* [Dataset]
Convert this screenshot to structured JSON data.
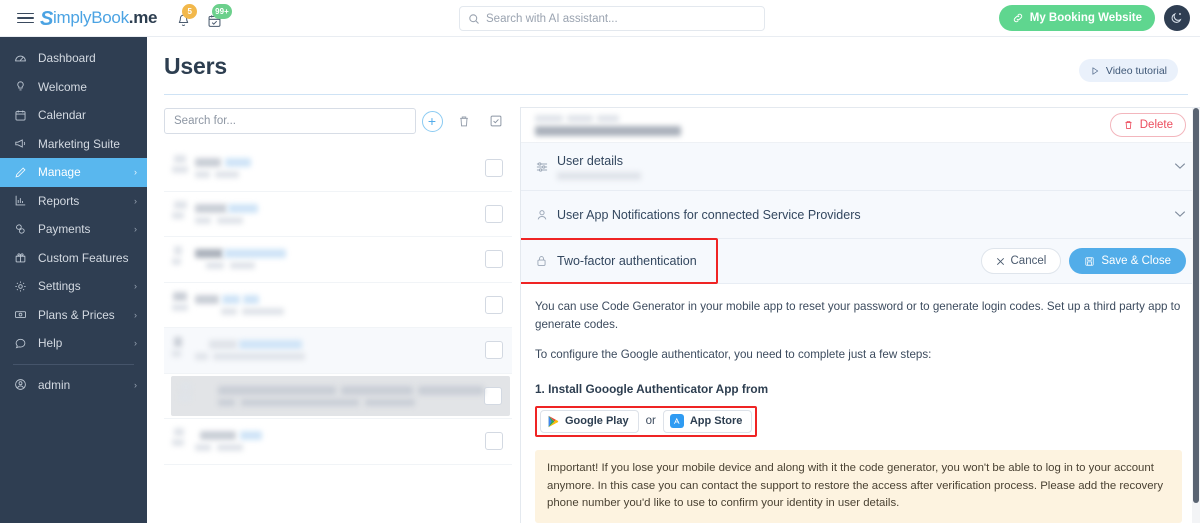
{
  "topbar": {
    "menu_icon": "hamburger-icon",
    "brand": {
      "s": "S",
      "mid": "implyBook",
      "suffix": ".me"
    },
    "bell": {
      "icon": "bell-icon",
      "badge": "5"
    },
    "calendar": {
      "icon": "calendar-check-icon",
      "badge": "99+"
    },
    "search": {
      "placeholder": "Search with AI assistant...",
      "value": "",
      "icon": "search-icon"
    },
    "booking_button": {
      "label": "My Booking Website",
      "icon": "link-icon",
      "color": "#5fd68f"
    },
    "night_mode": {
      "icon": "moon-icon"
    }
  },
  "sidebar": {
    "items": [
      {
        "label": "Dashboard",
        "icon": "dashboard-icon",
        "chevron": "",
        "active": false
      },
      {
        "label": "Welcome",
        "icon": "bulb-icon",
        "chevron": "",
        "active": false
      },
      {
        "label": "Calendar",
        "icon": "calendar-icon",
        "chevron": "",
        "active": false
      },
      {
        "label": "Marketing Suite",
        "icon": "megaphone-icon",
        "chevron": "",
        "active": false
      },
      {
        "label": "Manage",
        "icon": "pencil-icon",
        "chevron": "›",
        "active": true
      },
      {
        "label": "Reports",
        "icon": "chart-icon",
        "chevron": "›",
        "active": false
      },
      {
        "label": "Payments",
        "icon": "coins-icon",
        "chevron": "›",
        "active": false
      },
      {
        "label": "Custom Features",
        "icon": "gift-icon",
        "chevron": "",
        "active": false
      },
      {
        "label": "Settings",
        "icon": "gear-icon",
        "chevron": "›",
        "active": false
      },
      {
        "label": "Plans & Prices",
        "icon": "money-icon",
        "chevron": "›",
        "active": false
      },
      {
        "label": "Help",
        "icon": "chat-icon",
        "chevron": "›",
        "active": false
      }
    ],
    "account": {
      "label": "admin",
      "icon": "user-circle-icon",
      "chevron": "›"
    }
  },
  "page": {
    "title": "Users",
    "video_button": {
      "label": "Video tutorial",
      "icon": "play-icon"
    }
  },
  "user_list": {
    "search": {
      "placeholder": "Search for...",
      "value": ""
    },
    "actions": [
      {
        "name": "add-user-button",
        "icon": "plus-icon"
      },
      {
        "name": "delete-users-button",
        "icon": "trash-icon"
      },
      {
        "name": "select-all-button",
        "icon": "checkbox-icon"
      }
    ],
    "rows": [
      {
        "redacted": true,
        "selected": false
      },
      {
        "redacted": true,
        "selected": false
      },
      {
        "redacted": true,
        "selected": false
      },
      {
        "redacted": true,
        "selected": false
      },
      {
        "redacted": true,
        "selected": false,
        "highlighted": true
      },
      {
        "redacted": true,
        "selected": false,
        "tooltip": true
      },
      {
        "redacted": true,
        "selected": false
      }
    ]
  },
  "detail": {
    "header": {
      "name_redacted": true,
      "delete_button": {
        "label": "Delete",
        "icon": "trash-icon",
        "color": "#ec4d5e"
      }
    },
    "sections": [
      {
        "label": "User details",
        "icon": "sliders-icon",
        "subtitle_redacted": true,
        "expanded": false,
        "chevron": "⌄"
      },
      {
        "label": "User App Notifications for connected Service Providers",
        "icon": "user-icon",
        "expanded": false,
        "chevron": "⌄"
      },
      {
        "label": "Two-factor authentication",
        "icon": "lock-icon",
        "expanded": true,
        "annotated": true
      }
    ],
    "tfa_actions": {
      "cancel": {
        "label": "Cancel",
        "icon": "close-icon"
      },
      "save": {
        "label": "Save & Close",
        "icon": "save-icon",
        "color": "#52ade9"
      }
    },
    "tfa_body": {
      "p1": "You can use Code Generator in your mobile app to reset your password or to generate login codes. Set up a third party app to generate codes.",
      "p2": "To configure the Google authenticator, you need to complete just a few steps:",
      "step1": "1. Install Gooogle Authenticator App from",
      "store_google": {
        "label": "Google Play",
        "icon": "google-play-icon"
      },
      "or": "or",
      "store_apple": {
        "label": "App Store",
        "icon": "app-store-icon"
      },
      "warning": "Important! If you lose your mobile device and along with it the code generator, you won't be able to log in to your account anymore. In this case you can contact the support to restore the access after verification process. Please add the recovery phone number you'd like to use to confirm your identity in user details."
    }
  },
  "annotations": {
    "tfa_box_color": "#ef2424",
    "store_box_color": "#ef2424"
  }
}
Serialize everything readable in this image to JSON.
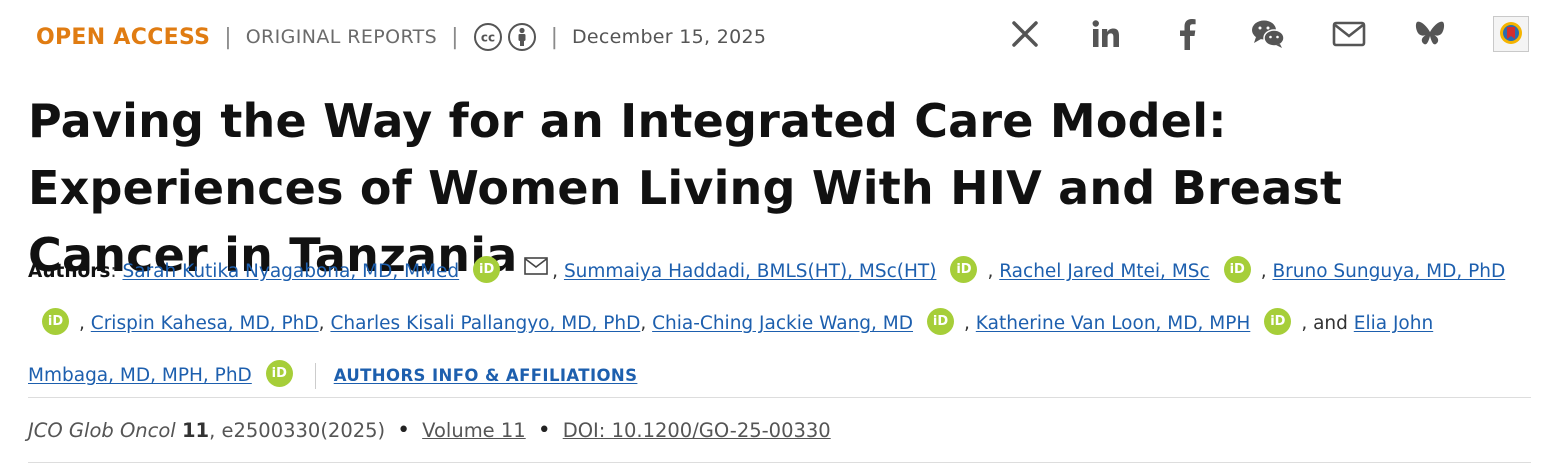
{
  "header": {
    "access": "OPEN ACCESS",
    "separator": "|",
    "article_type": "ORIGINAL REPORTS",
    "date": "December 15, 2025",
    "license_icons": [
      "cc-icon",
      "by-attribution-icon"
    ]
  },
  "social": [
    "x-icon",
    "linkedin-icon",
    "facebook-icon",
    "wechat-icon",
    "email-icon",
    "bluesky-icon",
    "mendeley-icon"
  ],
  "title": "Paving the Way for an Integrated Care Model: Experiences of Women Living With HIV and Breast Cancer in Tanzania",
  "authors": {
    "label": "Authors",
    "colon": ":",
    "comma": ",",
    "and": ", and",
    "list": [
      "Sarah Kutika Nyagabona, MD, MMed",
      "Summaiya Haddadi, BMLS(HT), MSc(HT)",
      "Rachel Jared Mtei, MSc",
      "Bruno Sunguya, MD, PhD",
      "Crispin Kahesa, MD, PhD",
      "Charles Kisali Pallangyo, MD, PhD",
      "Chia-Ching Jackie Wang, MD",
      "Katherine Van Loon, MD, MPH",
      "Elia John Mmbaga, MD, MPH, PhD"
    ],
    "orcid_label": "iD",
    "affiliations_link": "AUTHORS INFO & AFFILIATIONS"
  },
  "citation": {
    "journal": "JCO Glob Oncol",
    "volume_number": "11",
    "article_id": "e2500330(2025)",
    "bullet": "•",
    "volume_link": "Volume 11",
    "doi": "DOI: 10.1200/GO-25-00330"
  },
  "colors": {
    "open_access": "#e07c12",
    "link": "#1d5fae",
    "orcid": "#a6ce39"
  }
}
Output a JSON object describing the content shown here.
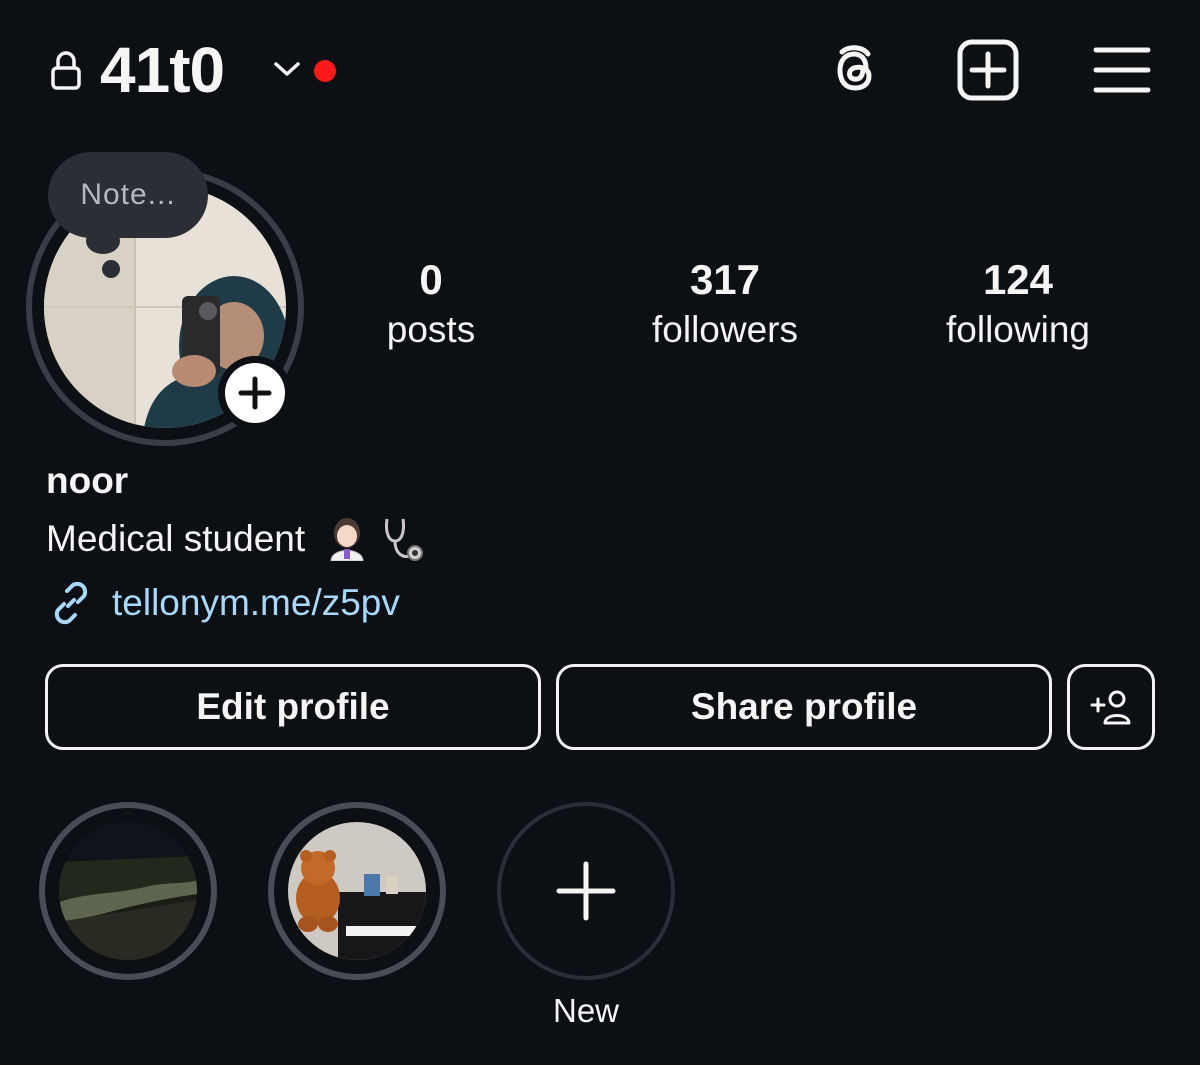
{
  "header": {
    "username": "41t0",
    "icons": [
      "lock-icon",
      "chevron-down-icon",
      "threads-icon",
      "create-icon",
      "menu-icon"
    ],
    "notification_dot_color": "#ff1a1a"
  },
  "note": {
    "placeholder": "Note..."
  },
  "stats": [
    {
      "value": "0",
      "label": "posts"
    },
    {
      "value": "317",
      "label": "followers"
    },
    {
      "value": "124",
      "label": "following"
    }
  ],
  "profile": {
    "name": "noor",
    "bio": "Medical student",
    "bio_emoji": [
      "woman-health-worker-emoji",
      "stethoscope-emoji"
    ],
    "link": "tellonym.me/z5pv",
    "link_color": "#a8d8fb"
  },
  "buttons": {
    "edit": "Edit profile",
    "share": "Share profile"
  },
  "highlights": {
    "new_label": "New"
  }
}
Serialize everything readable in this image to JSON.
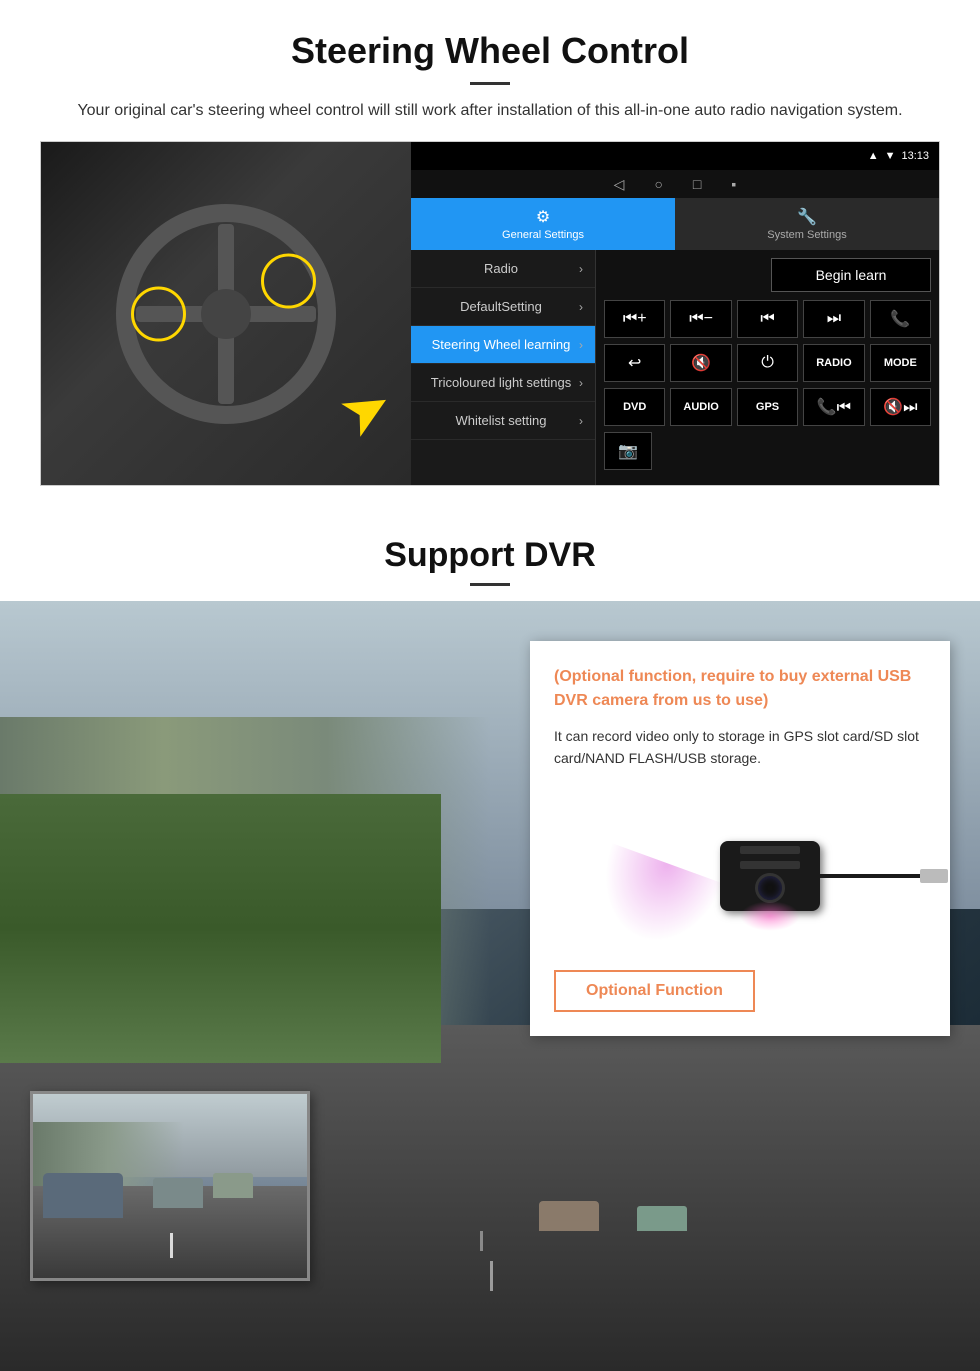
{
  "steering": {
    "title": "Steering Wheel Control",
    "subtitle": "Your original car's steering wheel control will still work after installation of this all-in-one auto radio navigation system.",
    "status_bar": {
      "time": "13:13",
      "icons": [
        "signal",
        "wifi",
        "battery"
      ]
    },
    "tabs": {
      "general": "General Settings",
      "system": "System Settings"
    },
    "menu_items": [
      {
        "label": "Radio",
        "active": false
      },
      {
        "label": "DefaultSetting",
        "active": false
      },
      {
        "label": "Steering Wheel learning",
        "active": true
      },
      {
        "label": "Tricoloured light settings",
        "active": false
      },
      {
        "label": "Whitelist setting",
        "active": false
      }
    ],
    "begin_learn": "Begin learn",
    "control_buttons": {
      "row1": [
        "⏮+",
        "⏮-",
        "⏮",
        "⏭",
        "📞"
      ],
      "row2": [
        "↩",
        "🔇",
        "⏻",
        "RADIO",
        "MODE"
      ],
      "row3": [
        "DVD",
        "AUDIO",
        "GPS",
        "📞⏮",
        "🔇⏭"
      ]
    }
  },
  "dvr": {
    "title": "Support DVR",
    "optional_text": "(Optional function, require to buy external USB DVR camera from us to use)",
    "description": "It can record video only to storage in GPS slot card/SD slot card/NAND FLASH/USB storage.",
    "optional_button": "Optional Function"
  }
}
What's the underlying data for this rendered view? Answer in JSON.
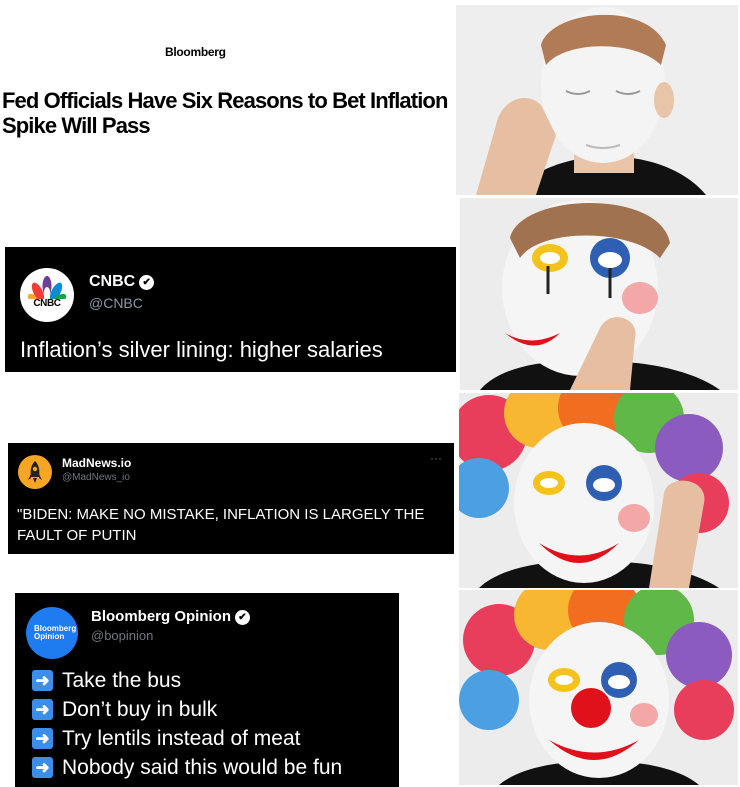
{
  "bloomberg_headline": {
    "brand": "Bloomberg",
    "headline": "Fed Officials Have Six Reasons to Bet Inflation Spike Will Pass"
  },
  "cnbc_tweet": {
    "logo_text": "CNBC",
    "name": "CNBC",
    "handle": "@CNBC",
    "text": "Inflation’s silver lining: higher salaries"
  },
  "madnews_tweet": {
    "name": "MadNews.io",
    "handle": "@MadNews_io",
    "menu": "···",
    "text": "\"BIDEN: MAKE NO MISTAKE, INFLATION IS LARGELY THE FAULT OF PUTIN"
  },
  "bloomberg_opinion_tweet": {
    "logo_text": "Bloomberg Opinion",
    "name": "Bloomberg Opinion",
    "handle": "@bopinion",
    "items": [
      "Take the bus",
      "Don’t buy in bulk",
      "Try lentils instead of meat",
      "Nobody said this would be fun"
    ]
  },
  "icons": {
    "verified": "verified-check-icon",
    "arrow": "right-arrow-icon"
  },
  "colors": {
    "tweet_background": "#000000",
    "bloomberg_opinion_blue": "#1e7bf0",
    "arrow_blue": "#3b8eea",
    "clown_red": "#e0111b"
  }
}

* [Direction] Report each line of the material above where the word "system" appears.

* [Response to this task]
    "subtitle": "Your original car's steering wheel control will still work after installation of this all-in-one auto radio navigation system.",
      "system": "System Settings"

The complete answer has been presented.